Records section start

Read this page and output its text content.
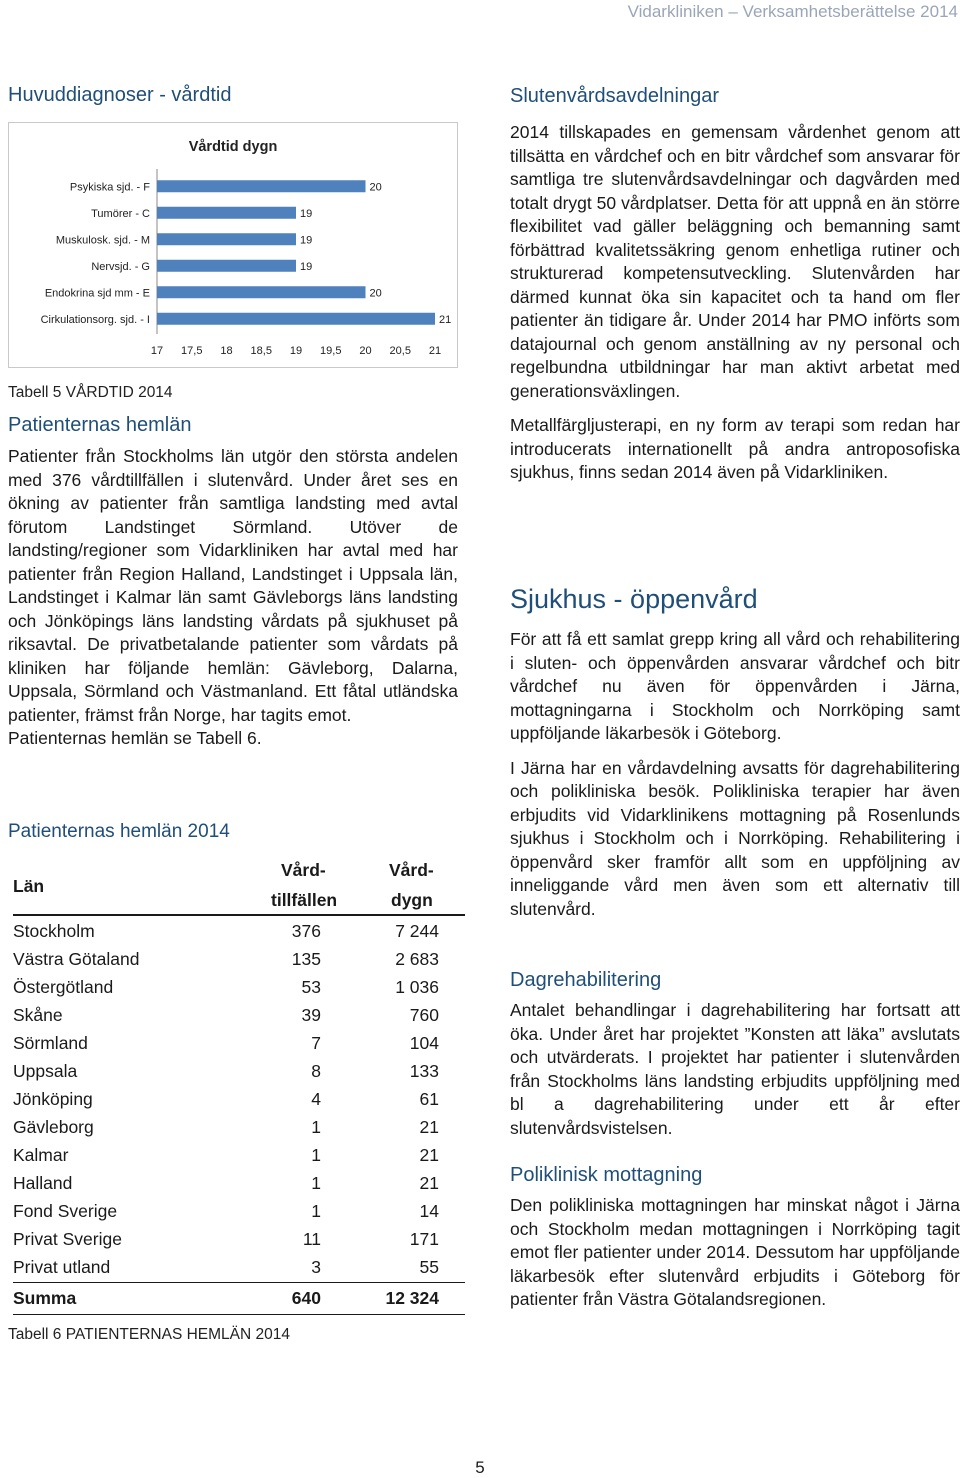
Vidarkliniken – Verksamhetsberättelse 2014
Huvuddiagnoser - vårdtid
Vårdtid dygn
Psykiska sjd. - F	20
Tumörer - C	19
Muskulosk. sjd. - M	19
Nervsjd. - G	19
Endokrina sjd mm - E	20
Cirkulationsorg. sjd. - I	21
17 17,5 18 18,5 19 19,5 20 20,5 21
Tabell 5 VÅRDTID 2014
Patienternas hemlän
Patienter från Stockholms län utgör den största andelen med 376 vårdtillfällen i slutenvård. Under året ses en ökning av patienter från samtliga landsting med avtal förutom Landstinget Sörmland. Utöver de landsting/regioner som Vidarkliniken har avtal med har patienter från Region Halland, Landstinget i Uppsala län, Landstinget i Kalmar län samt Gävleborgs läns landsting och Jönköpings läns landsting vårdats på sjukhuset på riksavtal. De privatbetalande patienter som vårdats på kliniken har följande hemlän: Gävleborg, Dalarna, Uppsala, Sörmland och Västmanland. Ett fåtal utländska patienter, främst från Norge, har tagits emot.
Patienternas hemlän se Tabell 6.
Patienternas hemlän 2014
Län
Vård-
tillfällen
Vård-
dygn
Stockholm	376	7 244
Västra Götaland	135	2 683
Östergötland	53	1 036
Skåne	39	760
Sörmland	7	104
Uppsala	8	133
Jönköping	4	61
Gävleborg	1	21
Kalmar	1	21
Halland	1	21
Fond Sverige	1	14
Privat Sverige	11	171
Privat utland	3	55
Summa	640	12 324
Tabell 6 PATIENTERNAS HEMLÄN 2014
Slutenvårdsavdelningar

2014 tillskapades en gemensam vårdenhet genom att tillsätta en vårdchef och en bitr vårdchef som ansvarar för samtliga tre slutenvårdsavdelningar och dagvården med totalt drygt 50 vårdplatser. Detta för att uppnå en än större flexibilitet vad gäller beläggning och bemanning samt förbättrad kvalitetssäkring genom enhetliga rutiner och strukturerad kompetensutveckling. Slutenvården har därmed kunnat öka sin kapacitet och ta hand om fler patienter än tidigare år. Under 2014 har PMO införts som datajournal och genom anställning av ny personal och regelbundna utbildningar har man aktivt arbetat med generationsväxlingen.

Metallfärgljusterapi, en ny form av terapi som redan har introducerats internationellt på andra antroposofiska sjukhus, finns sedan 2014 även på Vidarkliniken.

Sjukhus - öppenvård

För att få ett samlat grepp kring all vård och rehabilitering i sluten- och öppenvården ansvarar vårdchef och bitr vårdchef nu även för öppenvården i Järna, mottagningarna i Stockholm och Norrköping samt uppföljande läkarbesök i Göteborg.

I Järna har en vårdavdelning avsatts för dagrehabilitering och polikliniska besök. Polikliniska terapier har även erbjudits vid Vidarklinikens mottagning på Rosenlunds sjukhus i Stockholm och i Norrköping. Rehabilitering i öppenvård sker framför allt som en uppföljning av inneliggande vård men även som ett alternativ till slutenvård.

Dagrehabilitering

Antalet behandlingar i dagrehabilitering har fortsatt att öka. Under året har projektet ”Konsten att läka” avslutats och utvärderats. I projektet har patienter i slutenvården från Stockholms läns landsting erbjudits uppföljning med bl a dagrehabilitering under ett år efter slutenvårdsvistelsen.

Poliklinisk mottagning

Den polikliniska mottagningen har minskat något i Järna och Stockholm medan mottagningen i Norrköping tagit emot fler patienter under 2014. Dessutom har uppföljande läkarbesök efter slutenvård erbjudits i Göteborg för patienter från Västra Götalandsregionen.

5
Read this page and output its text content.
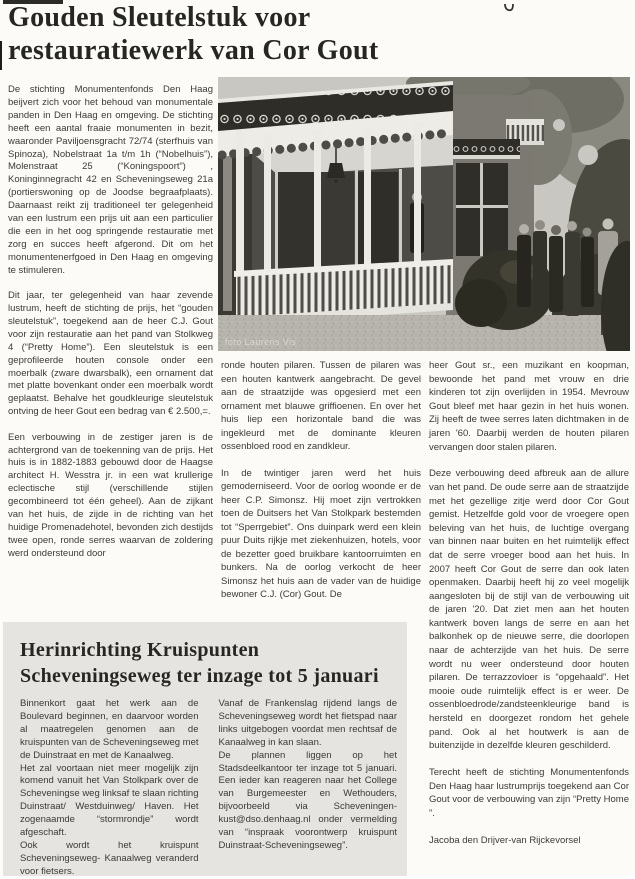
Gouden Sleutelstuk voor
restauratiewerk van Cor Gout
foto Laurens Vis

De stichting Monumentenfonds Den Haag beijvert zich voor het behoud van monumentale panden in Den Haag en omgeving. De stichting heeft een aantal fraaie monumenten in bezit, waaronder Paviljoensgracht 72/74 (sterfhuis van Spinoza), Nobelstraat 1a t/m 1h (“Nobelhuis”), Molenstraat 25 (“Koningspoort”) , Koninginnegracht 42 en Scheveningseweg 21a (portierswoning op de Joodse begraafplaats). Daarnaast reikt zij traditioneel ter gelegenheid van een lustrum een prijs uit aan een particulier die een in het oog springende restauratie met zorg en succes heeft afgerond. Dit om het monumentenerfgoed in Den Haag en omgeving te stimuleren.

Dit jaar, ter gelegenheid van haar zevende lustrum, heeft de stichting de prijs, het “gouden sleutelstuk”, toegekend aan de heer C.J. Gout voor zijn restauratie aan het pand van Stolkweg 4 (“Pretty Home”). Een sleutelstuk is een geprofileerde houten console onder een moerbalk (zware dwarsbalk), een ornament dat met platte bovenkant onder een moerbalk wordt geplaatst. Behalve het goudkleurige sleutelstuk ontving de heer Gout een bedrag van € 2.500,=.

Een verbouwing in de zestiger jaren is de achtergrond van de toekenning van de prijs. Het huis is in 1882-1883 gebouwd door de Haagse architect H. Wesstra jr. in een wat krullerige eclectische stijl (verschillende stijlen gecombineerd tot één geheel). Aan de zijkant van het huis, de zijde in de richting van het huidige Promenadehotel, bevonden zich destijds twee open, ronde serres waarvan de zoldering werd ondersteund door

ronde houten pilaren. Tussen de pilaren was een houten kantwerk aangebracht. De gevel aan de straatzijde was opgesierd met een ornament met blauwe griffioenen. En over het huis liep een horizontale band die was ingekleurd met de dominante kleuren ossenbloed rood en zandkleur.

In de twintiger jaren werd het huis gemoderniseerd. Voor de oorlog woonde er de heer C.P. Simonsz. Hij moet zijn vertrokken toen de Duitsers het Van Stolkpark bestemden tot “Sperrgebiet”. Ons duinpark werd een klein puur Duits rijkje met ziekenhuizen, hotels, voor de bezetter goed bruikbare kantoorruimten en bunkers. Na de oorlog verkocht de heer Simonsz het huis aan de vader van de huidige bewoner C.J. (Cor) Gout. De

heer Gout sr., een muzikant en koopman, bewoonde het pand met vrouw en drie kinderen tot zijn overlijden in 1954. Mevrouw Gout bleef met haar gezin in het huis wonen. Zij heeft de twee serres laten dichtmaken in de jaren '60. Daarbij werden de houten pilaren vervangen door stalen pilaren.

Deze verbouwing deed afbreuk aan de allure van het pand. De oude serre aan de straatzijde met het gezellige zitje werd door Cor Gout gemist. Hetzelfde gold voor de vroegere open beleving van het huis, de luchtige overgang van binnen naar buiten en het ruimtelijk effect dat de serre vroeger bood aan het huis. In 2007 heeft Cor Gout de serre dan ook laten openmaken. Daarbij heeft hij zo veel mogelijk aangesloten bij de stijl van de verbouwing uit de jaren '20. Dat ziet men aan het houten kantwerk boven langs de serre en aan het balkonhek op de nieuwe serre, die doorlopen naar de achterzijde van het huis. De serre wordt nu weer ondersteund door houten pilaren. De terrazzovloer is “opgehaald”. Het mooie oude ruimtelijk effect is er weer. De ossenbloedrode/zandsteenkleurige band is hersteld en doorgezet rondom het gehele pand. Ook al het houtwerk is aan de buitenzijde in dezelfde kleuren geschilderd.

Terecht heeft de stichting Monumentenfonds Den Haag haar lustrumprijs toegekend aan Cor Gout voor de verbouwing van zijn “Pretty Home ”.

Jacoba den Drijver-van Rijckevorsel

Herinrichting Kruispunten
Scheveningseweg ter inzage tot 5 januari

Binnenkort gaat het werk aan de Boulevard beginnen, en daarvoor worden al maatregelen genomen aan de kruispunten van de Scheveningseweg met de Duinstraat en met de Kanaalweg.

Het zal voortaan niet meer mogelijk zijn komend vanuit het Van Stolkpark over de Scheveningse weg linksaf te slaan richting Duinstraat/ Westduinweg/ Haven. Het zogenaamde “stormrondje” wordt afgeschaft.

Ook wordt het kruispunt Scheveningseweg- Kanaalweg veranderd voor fietsers.

Vanaf de Frankenslag rijdend langs de Scheveningseweg wordt het fietspad naar links uitgebogen voordat men rechtsaf de Kanaalweg in kan slaan.

De plannen liggen op het Stadsdeelkantoor ter inzage tot 5 januari. Een ieder kan reageren naar het College van Burgemeester en Wethouders, bijvoorbeeld via Scheveningen-kust@dso.denhaag.nl onder vermelding van “inspraak voorontwerp kruispunt Duinstraat-Scheveningseweg”.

Records section end

Task goal: Every line above holding the string "Kanaalweg" should be listed.

Expected answer:
Binnenkort gaat het werk aan de Boulevard beginnen, en daarvoor worden al maatregelen genomen aan de kruispunten van de Scheveningseweg met de Duinstraat en met de Kanaalweg.
Ook wordt het kruispunt Scheveningseweg- Kanaalweg veranderd voor fietsers.
Vanaf de Frankenslag rijdend langs de Scheveningseweg wordt het fietspad naar links uitgebogen voordat men rechtsaf de Kanaalweg in kan slaan.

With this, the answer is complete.